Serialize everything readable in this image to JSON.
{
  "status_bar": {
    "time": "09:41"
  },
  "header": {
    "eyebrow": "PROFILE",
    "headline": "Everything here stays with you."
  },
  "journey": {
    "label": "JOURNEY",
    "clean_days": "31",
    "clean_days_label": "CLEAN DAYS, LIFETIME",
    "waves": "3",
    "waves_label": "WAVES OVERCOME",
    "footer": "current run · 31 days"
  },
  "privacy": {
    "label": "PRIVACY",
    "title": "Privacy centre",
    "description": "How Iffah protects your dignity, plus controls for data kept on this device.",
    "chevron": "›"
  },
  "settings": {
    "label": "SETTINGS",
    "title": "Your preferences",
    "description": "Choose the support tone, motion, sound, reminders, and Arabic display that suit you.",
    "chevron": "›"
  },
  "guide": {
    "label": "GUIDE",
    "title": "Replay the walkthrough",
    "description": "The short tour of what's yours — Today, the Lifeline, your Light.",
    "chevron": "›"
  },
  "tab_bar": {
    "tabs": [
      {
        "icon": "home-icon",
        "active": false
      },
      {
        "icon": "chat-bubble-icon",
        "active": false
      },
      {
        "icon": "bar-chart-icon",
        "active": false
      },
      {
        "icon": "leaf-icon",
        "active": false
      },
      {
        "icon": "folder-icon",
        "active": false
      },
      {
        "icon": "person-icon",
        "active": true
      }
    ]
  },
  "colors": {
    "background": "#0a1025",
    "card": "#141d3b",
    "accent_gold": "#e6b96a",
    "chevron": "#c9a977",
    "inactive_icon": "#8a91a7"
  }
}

━━━━━━━━━━

## [Exercise aim]
Nothing in the listing may be changed; retype it all exactly.

## [Right answer]
Serialize everything readable in this image to JSON.
{
  "status_bar": {
    "time": "09:41"
  },
  "header": {
    "eyebrow": "PROFILE",
    "headline": "Everything here stays with you."
  },
  "journey": {
    "label": "JOURNEY",
    "clean_days": "31",
    "clean_days_label": "CLEAN DAYS, LIFETIME",
    "waves": "3",
    "waves_label": "WAVES OVERCOME",
    "footer": "current run · 31 days"
  },
  "privacy": {
    "label": "PRIVACY",
    "title": "Privacy centre",
    "description": "How Iffah protects your dignity, plus controls for data kept on this device.",
    "chevron": "›"
  },
  "settings": {
    "label": "SETTINGS",
    "title": "Your preferences",
    "description": "Choose the support tone, motion, sound, reminders, and Arabic display that suit you.",
    "chevron": "›"
  },
  "guide": {
    "label": "GUIDE",
    "title": "Replay the walkthrough",
    "description": "The short tour of what's yours — Today, the Lifeline, your Light.",
    "chevron": "›"
  },
  "tab_bar": {
    "tabs": [
      {
        "icon": "home-icon",
        "active": false
      },
      {
        "icon": "chat-bubble-icon",
        "active": false
      },
      {
        "icon": "bar-chart-icon",
        "active": false
      },
      {
        "icon": "leaf-icon",
        "active": false
      },
      {
        "icon": "folder-icon",
        "active": false
      },
      {
        "icon": "person-icon",
        "active": true
      }
    ]
  },
  "colors": {
    "background": "#0a1025",
    "card": "#141d3b",
    "accent_gold": "#e6b96a",
    "chevron": "#c9a977",
    "inactive_icon": "#8a91a7"
  }
}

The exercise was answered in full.